------ Supplied material

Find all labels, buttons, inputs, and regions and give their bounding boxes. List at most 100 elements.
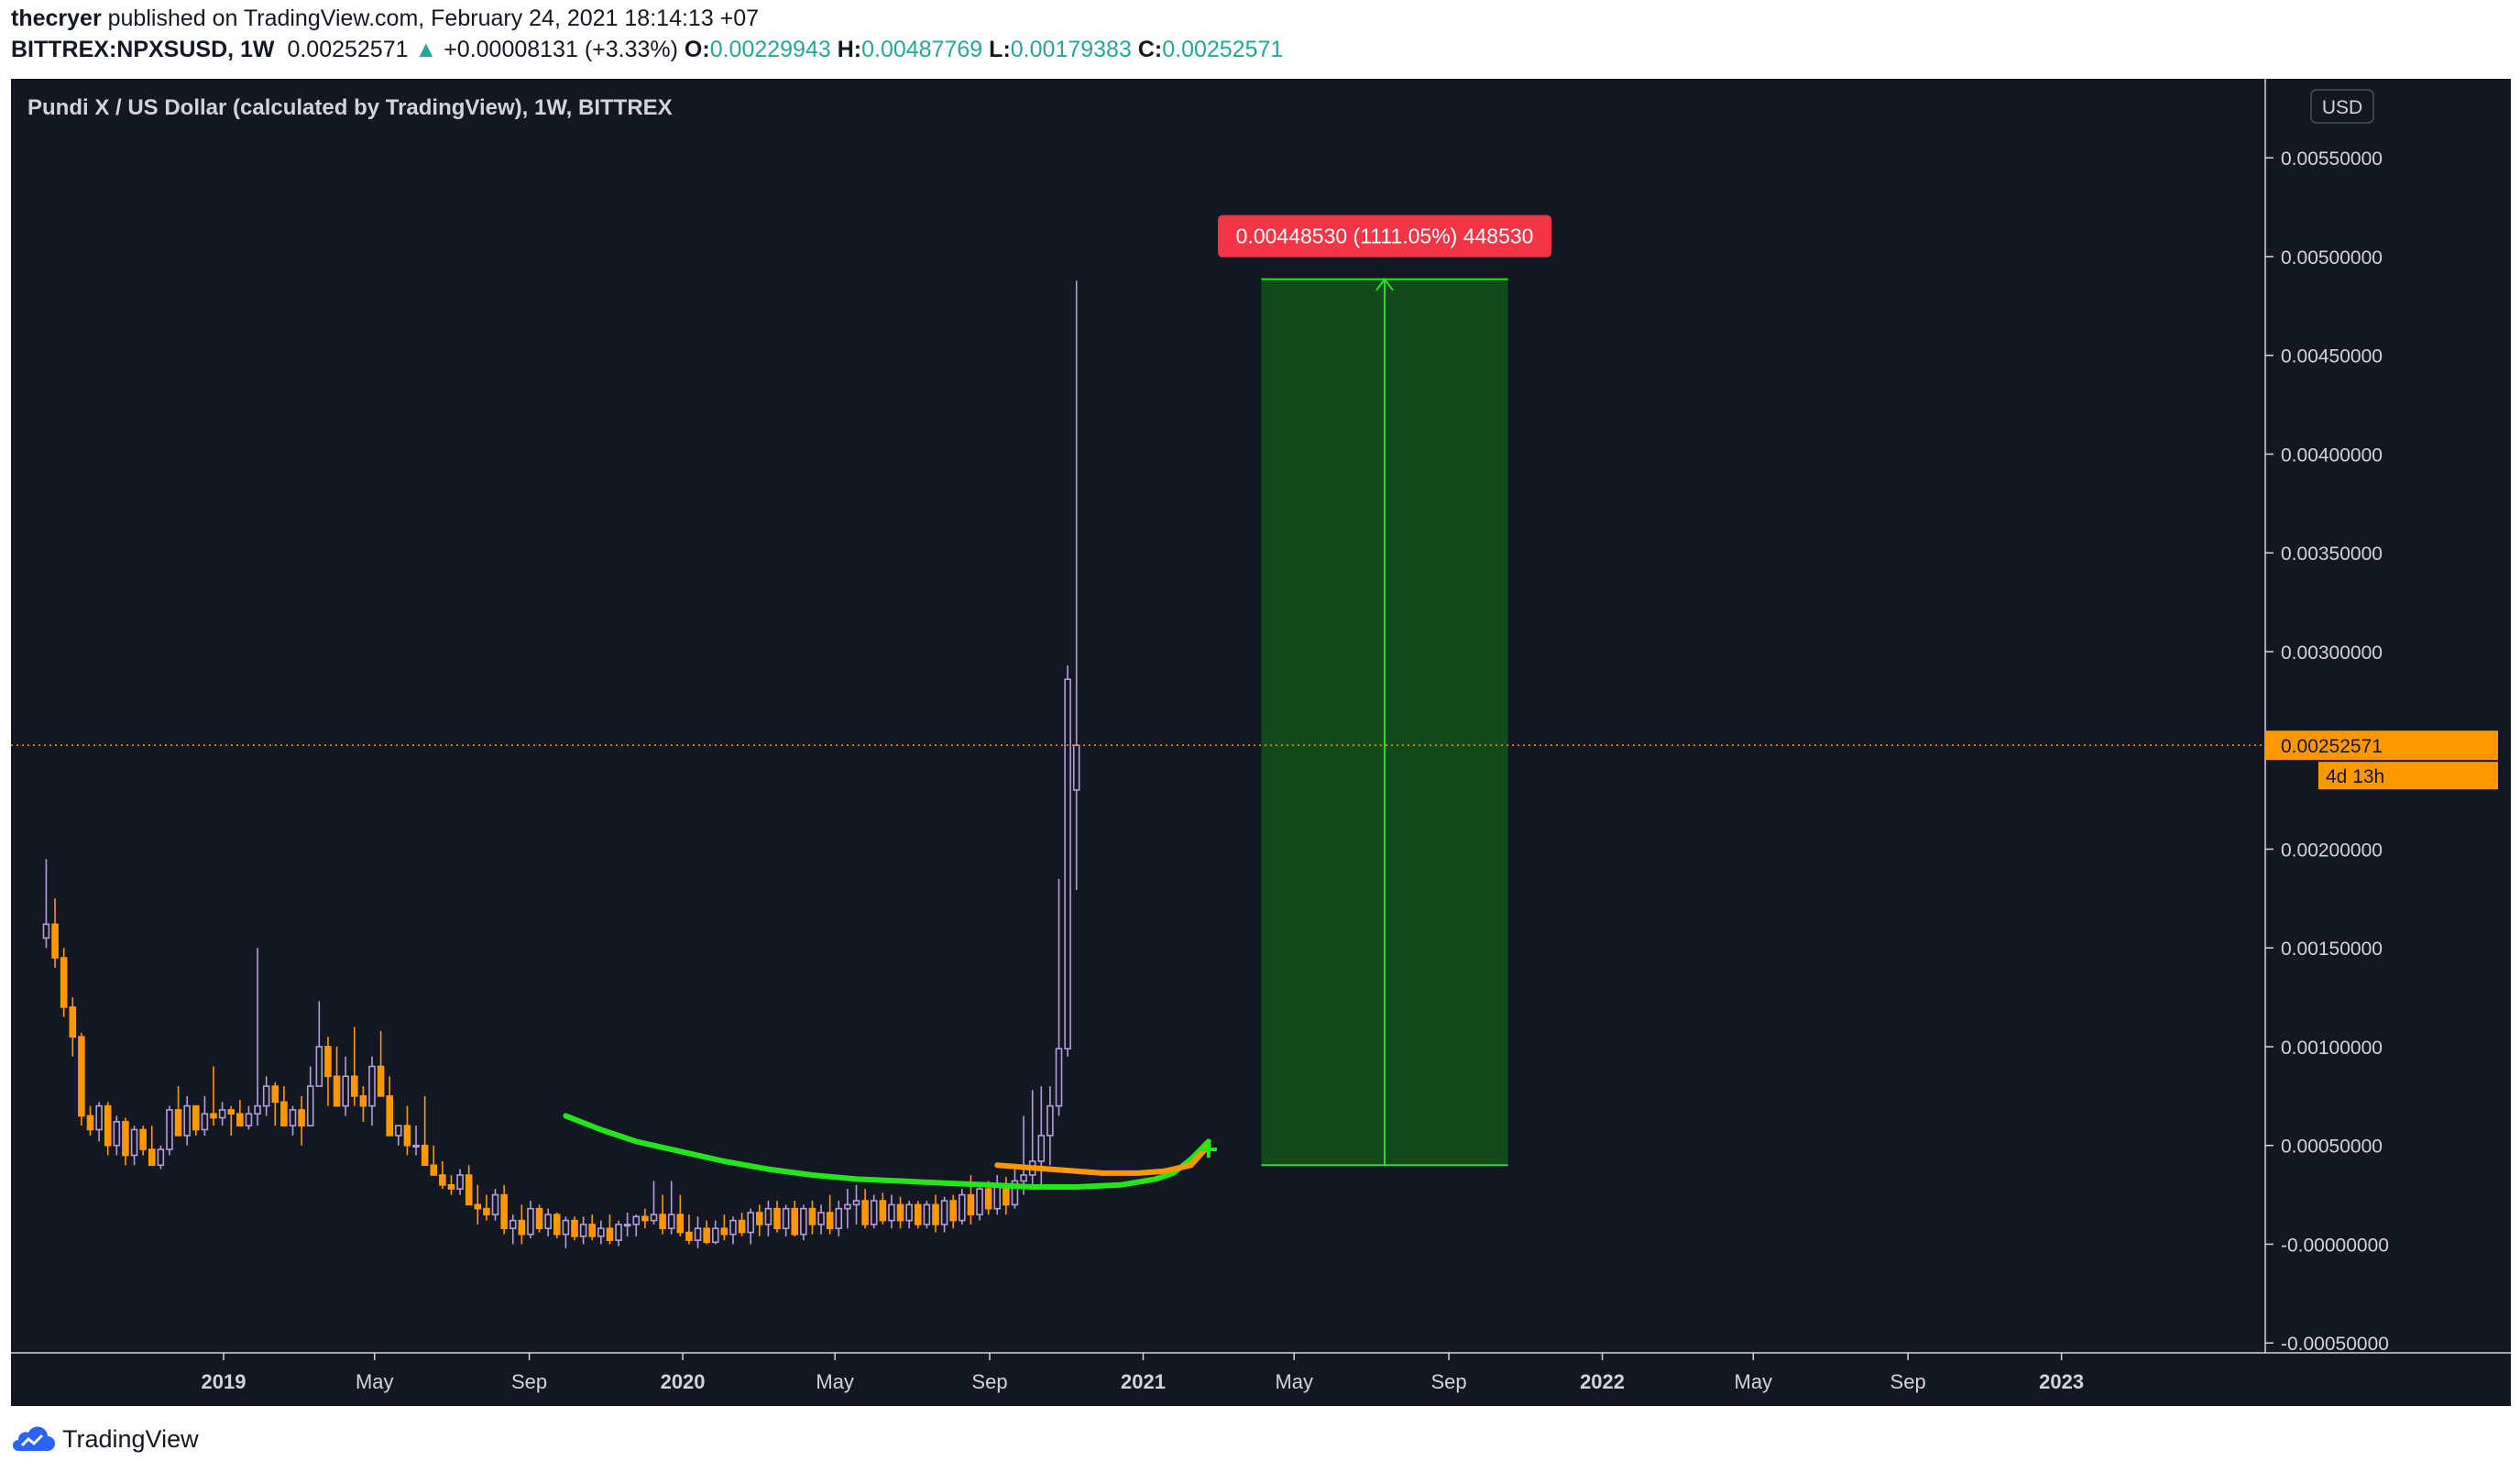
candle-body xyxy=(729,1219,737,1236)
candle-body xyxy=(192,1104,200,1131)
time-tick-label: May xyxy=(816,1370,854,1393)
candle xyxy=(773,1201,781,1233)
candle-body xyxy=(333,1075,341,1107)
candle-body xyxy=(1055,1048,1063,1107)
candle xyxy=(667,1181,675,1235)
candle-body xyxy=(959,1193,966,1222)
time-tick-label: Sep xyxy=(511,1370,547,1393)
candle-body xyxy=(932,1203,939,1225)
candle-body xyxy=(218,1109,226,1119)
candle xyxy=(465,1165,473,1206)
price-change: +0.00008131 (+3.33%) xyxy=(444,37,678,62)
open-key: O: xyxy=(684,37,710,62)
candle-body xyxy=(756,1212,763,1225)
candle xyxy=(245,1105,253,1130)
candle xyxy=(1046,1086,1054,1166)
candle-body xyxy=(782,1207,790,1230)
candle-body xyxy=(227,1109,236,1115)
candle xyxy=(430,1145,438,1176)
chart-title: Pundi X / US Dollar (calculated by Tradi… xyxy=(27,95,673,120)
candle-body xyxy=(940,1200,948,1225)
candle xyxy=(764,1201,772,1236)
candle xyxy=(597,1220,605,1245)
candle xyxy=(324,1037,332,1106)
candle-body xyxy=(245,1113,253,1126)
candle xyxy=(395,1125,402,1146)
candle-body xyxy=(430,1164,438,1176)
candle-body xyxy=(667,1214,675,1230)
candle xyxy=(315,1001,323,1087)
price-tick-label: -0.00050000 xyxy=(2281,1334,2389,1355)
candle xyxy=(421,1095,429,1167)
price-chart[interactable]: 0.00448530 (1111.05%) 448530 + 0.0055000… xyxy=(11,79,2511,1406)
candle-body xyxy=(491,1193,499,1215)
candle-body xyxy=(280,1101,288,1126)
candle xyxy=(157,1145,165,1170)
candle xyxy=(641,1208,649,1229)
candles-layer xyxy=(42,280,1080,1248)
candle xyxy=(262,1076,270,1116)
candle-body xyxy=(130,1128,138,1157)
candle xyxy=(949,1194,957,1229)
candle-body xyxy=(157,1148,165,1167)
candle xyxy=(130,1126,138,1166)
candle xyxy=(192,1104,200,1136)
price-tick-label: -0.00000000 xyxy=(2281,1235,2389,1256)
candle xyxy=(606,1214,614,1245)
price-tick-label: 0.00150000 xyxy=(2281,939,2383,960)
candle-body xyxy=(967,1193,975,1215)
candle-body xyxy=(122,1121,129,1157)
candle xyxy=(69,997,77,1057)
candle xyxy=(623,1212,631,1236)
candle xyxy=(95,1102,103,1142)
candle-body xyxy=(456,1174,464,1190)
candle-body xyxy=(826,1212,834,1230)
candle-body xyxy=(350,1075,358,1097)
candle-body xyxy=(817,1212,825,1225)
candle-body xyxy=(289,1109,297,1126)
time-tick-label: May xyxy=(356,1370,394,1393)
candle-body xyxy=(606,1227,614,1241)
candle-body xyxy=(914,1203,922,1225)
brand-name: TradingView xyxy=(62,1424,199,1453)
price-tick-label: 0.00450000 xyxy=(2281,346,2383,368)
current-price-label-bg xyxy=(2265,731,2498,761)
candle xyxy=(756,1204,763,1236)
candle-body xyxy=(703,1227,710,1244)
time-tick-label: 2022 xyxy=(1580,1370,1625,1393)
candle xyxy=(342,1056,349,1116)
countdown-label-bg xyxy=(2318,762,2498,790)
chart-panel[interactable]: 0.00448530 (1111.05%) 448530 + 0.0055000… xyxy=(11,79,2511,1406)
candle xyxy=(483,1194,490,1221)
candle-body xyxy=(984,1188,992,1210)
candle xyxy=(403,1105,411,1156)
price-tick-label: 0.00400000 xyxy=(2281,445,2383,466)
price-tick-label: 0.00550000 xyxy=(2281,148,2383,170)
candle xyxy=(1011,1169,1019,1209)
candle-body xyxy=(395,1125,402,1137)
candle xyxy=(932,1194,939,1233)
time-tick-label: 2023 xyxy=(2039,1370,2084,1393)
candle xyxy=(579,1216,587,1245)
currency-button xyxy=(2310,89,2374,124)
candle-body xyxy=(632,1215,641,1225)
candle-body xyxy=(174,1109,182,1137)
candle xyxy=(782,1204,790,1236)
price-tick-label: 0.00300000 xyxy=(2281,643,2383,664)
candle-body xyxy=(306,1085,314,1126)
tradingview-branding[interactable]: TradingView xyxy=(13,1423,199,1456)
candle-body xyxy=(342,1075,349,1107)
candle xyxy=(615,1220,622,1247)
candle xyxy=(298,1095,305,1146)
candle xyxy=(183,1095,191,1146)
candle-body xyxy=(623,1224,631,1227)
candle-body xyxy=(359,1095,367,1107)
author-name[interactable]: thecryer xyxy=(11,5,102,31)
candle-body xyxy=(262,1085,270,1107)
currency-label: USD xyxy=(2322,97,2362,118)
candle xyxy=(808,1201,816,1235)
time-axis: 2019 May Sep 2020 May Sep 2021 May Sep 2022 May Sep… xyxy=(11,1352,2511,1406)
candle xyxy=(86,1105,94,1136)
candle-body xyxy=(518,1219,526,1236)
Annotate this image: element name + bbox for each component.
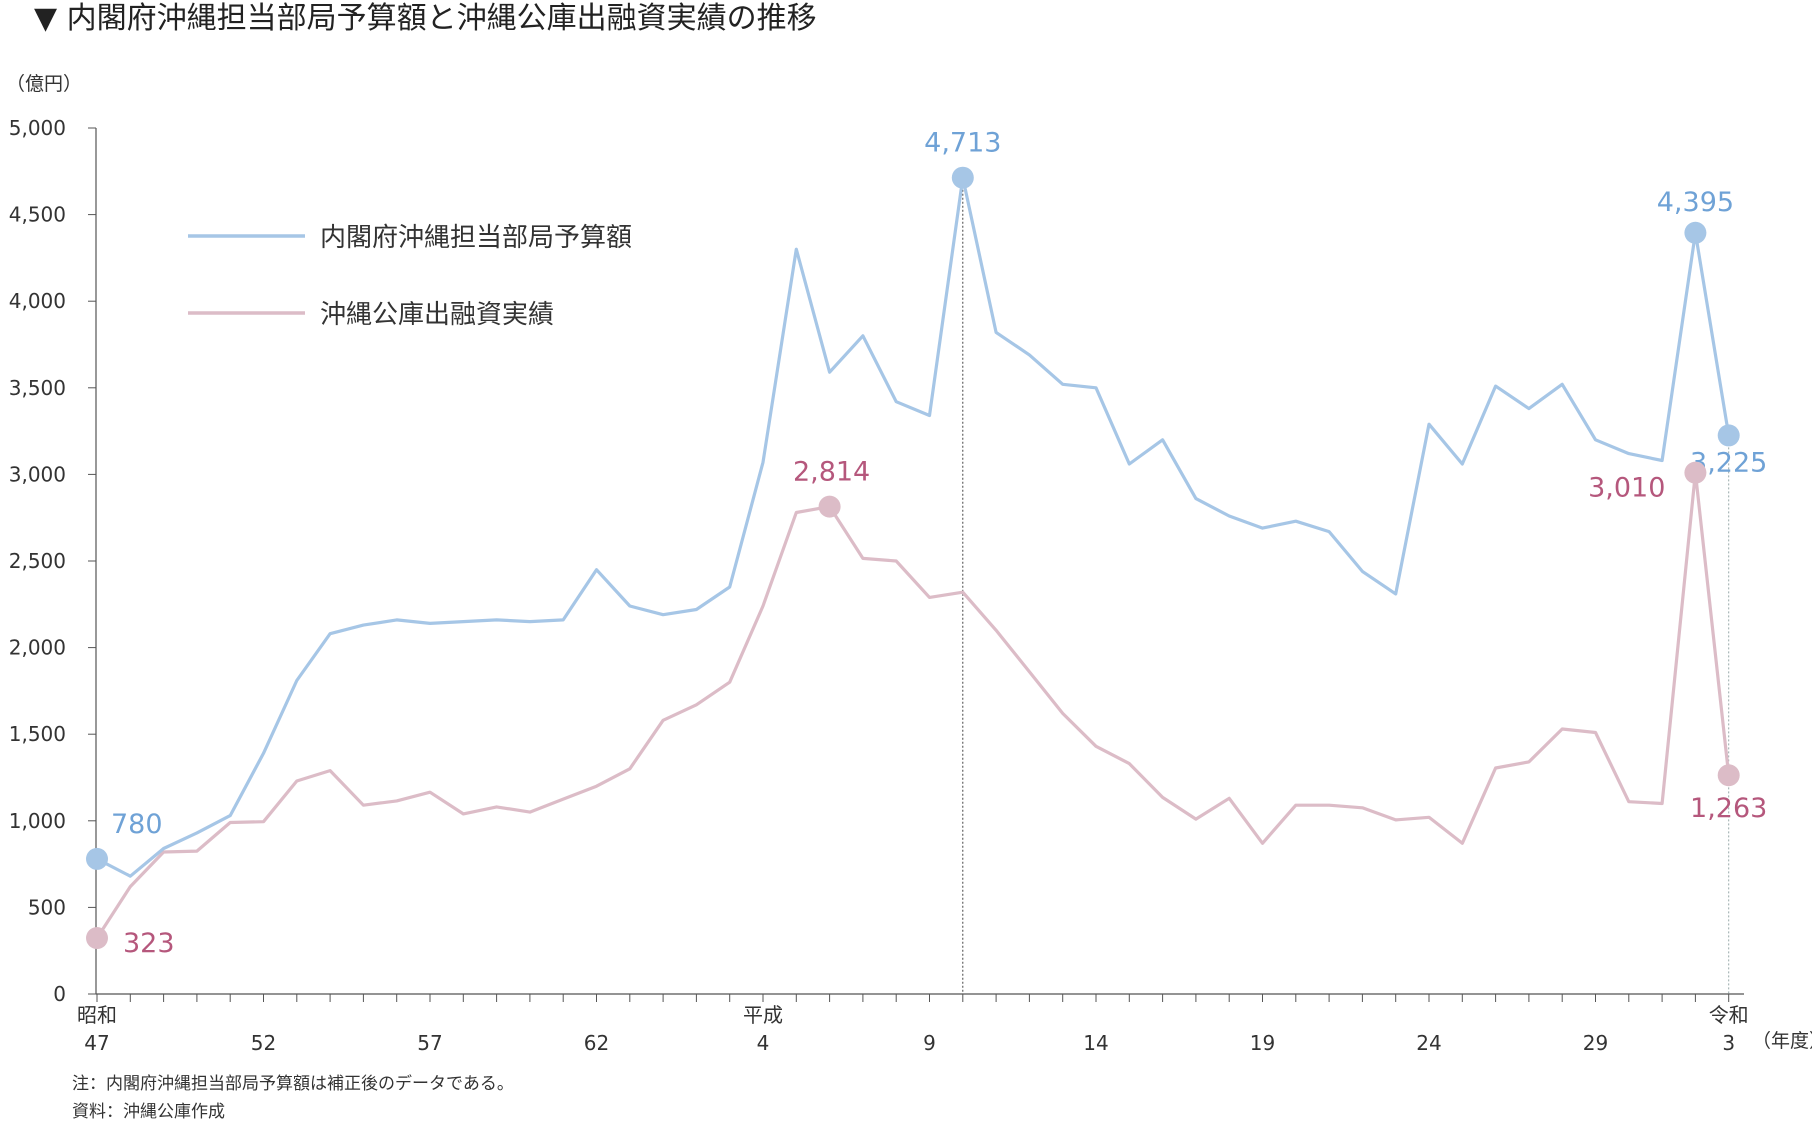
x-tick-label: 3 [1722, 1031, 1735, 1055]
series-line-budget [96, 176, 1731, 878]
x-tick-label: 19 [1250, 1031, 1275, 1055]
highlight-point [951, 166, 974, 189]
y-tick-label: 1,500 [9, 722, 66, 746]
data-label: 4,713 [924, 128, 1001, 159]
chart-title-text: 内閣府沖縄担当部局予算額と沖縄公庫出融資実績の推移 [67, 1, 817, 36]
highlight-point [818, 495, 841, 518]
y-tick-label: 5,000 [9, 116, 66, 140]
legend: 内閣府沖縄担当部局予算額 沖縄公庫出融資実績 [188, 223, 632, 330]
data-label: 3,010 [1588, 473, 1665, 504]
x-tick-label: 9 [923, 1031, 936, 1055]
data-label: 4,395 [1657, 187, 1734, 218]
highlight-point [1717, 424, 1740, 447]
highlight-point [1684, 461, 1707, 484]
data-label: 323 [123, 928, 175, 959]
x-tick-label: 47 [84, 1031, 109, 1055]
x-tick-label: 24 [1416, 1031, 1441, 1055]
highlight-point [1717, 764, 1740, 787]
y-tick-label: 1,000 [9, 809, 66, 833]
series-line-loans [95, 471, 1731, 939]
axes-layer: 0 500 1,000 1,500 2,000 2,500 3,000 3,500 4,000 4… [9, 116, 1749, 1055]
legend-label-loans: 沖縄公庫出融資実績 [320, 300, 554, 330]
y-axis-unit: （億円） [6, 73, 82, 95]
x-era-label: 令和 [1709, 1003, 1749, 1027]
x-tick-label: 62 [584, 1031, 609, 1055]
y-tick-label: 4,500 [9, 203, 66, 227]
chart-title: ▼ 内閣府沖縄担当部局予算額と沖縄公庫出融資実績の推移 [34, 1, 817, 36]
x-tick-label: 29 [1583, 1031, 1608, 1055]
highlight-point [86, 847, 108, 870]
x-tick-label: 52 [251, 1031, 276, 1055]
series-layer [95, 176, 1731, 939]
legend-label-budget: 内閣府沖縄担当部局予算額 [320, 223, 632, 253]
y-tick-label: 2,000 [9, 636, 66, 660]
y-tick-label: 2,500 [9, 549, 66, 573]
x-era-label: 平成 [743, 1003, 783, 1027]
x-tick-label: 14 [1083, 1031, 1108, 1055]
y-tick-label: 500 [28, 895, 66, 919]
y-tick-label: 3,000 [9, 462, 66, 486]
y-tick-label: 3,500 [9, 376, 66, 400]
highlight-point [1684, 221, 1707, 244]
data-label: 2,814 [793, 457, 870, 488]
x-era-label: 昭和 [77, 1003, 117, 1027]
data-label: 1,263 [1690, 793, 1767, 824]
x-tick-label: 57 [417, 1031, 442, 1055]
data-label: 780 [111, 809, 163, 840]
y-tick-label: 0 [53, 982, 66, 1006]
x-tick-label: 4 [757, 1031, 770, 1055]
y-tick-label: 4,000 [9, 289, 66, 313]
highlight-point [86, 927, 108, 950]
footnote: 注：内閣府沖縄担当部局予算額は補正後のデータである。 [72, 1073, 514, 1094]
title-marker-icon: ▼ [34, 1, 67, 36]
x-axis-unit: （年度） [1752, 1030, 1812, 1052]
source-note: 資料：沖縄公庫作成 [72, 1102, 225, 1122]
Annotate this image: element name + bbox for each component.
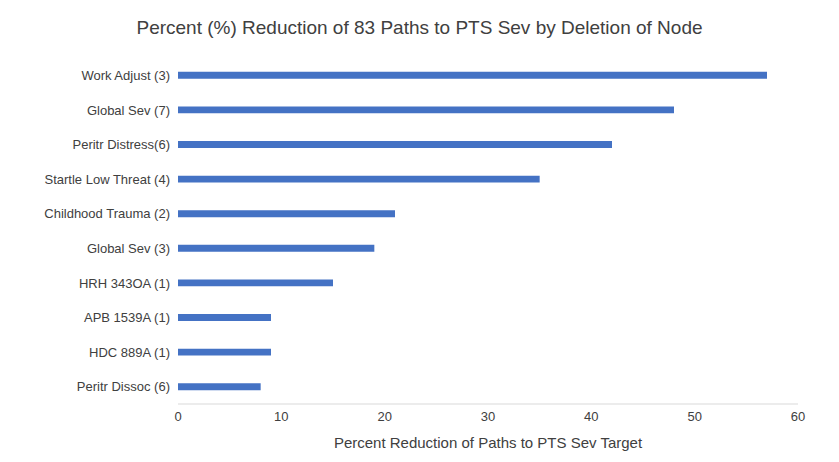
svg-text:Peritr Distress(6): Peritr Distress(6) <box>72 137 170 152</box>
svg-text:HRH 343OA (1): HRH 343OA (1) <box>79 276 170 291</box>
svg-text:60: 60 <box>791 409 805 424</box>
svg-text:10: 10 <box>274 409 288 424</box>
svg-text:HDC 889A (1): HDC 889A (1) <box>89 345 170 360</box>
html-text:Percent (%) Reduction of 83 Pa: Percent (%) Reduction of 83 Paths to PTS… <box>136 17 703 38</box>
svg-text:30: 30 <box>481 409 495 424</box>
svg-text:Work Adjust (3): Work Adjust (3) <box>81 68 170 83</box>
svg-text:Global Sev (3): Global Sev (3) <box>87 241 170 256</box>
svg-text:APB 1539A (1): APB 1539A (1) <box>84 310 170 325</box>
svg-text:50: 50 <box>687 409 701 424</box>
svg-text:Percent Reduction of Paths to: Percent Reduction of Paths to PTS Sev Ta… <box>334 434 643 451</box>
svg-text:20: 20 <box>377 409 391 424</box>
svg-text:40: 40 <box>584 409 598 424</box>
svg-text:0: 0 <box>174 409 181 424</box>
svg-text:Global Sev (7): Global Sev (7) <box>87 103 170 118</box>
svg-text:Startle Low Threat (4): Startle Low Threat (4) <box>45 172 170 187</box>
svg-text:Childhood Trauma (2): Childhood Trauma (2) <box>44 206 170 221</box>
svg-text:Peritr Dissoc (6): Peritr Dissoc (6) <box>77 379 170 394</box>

------------

= Given request =
Rewrite the lines from the one containing "candle-body xyxy=(729,1219,737,1236)" through the one containing "candle-body xyxy=(817,1212,825,1225)", substituting "price-axis-label" for "price-tick-label" and leaving everything else unchanged.

= Output for this exercise =
candle-body xyxy=(729,1219,737,1236)
candle-body xyxy=(192,1104,200,1131)
time-tick-label: May xyxy=(816,1370,854,1393)
candle xyxy=(773,1201,781,1233)
candle-body xyxy=(333,1075,341,1107)
candle-body xyxy=(1055,1048,1063,1107)
candle xyxy=(667,1181,675,1235)
candle-body xyxy=(959,1193,966,1222)
time-tick-label: Sep xyxy=(511,1370,547,1393)
candle-body xyxy=(932,1203,939,1225)
candle-body xyxy=(218,1109,226,1119)
candle xyxy=(465,1165,473,1206)
price-change: +0.00008131 (+3.33%) xyxy=(444,37,678,62)
open-key: O: xyxy=(684,37,710,62)
candle-body xyxy=(756,1212,763,1225)
candle xyxy=(245,1105,253,1130)
candle xyxy=(1046,1086,1054,1166)
candle-body xyxy=(782,1207,790,1230)
candle-body xyxy=(227,1109,236,1115)
candle xyxy=(430,1145,438,1176)
chart-title: Pundi X / US Dollar (calculated by Tradi… xyxy=(27,95,673,120)
candle-body xyxy=(940,1200,948,1225)
candle xyxy=(764,1201,772,1236)
candle xyxy=(597,1220,605,1245)
candle xyxy=(324,1037,332,1106)
candle-body xyxy=(245,1113,253,1126)
candle xyxy=(395,1125,402,1146)
candle-body xyxy=(430,1164,438,1176)
candle-body xyxy=(667,1214,675,1230)
candle xyxy=(315,1001,323,1087)
price-axis-label: -0.00050000 xyxy=(2281,1334,2389,1355)
candle xyxy=(421,1095,429,1167)
price-chart[interactable]: 0.00448530 (1111.05%) 448530 + 0.0055000… xyxy=(11,79,2511,1406)
candle-body xyxy=(491,1193,499,1215)
candle-body xyxy=(280,1101,288,1126)
candle xyxy=(157,1145,165,1170)
candle xyxy=(641,1208,649,1229)
candles-layer xyxy=(42,280,1080,1248)
candle xyxy=(262,1076,270,1116)
candle-body xyxy=(130,1128,138,1157)
candle xyxy=(949,1194,957,1229)
candle-body xyxy=(157,1148,165,1167)
candle xyxy=(130,1126,138,1166)
candle xyxy=(192,1104,200,1136)
price-axis-label: -0.00000000 xyxy=(2281,1235,2389,1256)
candle xyxy=(606,1214,614,1245)
price-axis-label: 0.00150000 xyxy=(2281,939,2383,960)
candle-body xyxy=(967,1193,975,1215)
candle-body xyxy=(122,1121,129,1157)
candle xyxy=(69,997,77,1057)
candle xyxy=(623,1212,631,1236)
candle xyxy=(95,1102,103,1142)
candle-body xyxy=(456,1174,464,1190)
candle-body xyxy=(826,1212,834,1230)
candle-body xyxy=(350,1075,358,1097)
candle-body xyxy=(817,1212,825,1225)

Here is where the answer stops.